• [TASK DESCRIPTION]
Leave the pictures out and transcribe every record exactly.
******************************
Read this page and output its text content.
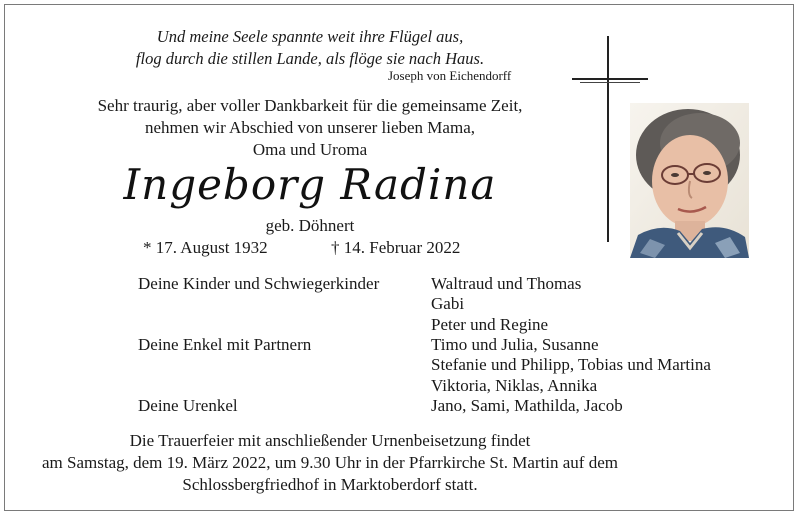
Und meine Seele spannte weit ihre Flügel aus,
flog durch die stillen Lande, als flöge sie nach Haus.
Joseph von Eichendorff
Sehr traurig, aber voller Dankbarkeit für die gemeinsame Zeit,
nehmen wir Abschied von unserer lieben Mama,
Oma und Uroma
Ingeborg Radina
geb. Döhnert
* 17. August 1932	† 14. Februar 2022
Deine Kinder und Schwiegerkinder
Deine Enkel mit Partnern
Deine Urenkel
Waltraud und Thomas
Gabi
Peter und Regine
Timo und Julia, Susanne
Stefanie und Philipp, Tobias und Martina
Viktoria, Niklas, Annika
Jano, Sami, Mathilda, Jacob
Die Trauerfeier mit anschließender Urnenbeisetzung findet
am Samstag, dem 19. März 2022, um 9.30 Uhr in der Pfarrkirche St. Martin auf dem
Schlossbergfriedhof in Marktoberdorf statt.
******************************
• [ANSWER TO THE TASK]
Read this page and output its text content.
Und meine Seele spannte weit ihre Flügel aus,
flog durch die stillen Lande, als flöge sie nach Haus.
Joseph von Eichendorff
Sehr traurig, aber voller Dankbarkeit für die gemeinsame Zeit,
nehmen wir Abschied von unserer lieben Mama,
Oma und Uroma
Ingeborg Radina
geb. Döhnert
* 17. August 1932	† 14. Februar 2022
Deine Kinder und Schwiegerkinder
Deine Enkel mit Partnern
Deine Urenkel
Waltraud und Thomas
Gabi
Peter und Regine
Timo und Julia, Susanne
Stefanie und Philipp, Tobias und Martina
Viktoria, Niklas, Annika
Jano, Sami, Mathilda, Jacob
Die Trauerfeier mit anschließender Urnenbeisetzung findet
am Samstag, dem 19. März 2022, um 9.30 Uhr in der Pfarrkirche St. Martin auf dem
Schlossbergfriedhof in Marktoberdorf statt.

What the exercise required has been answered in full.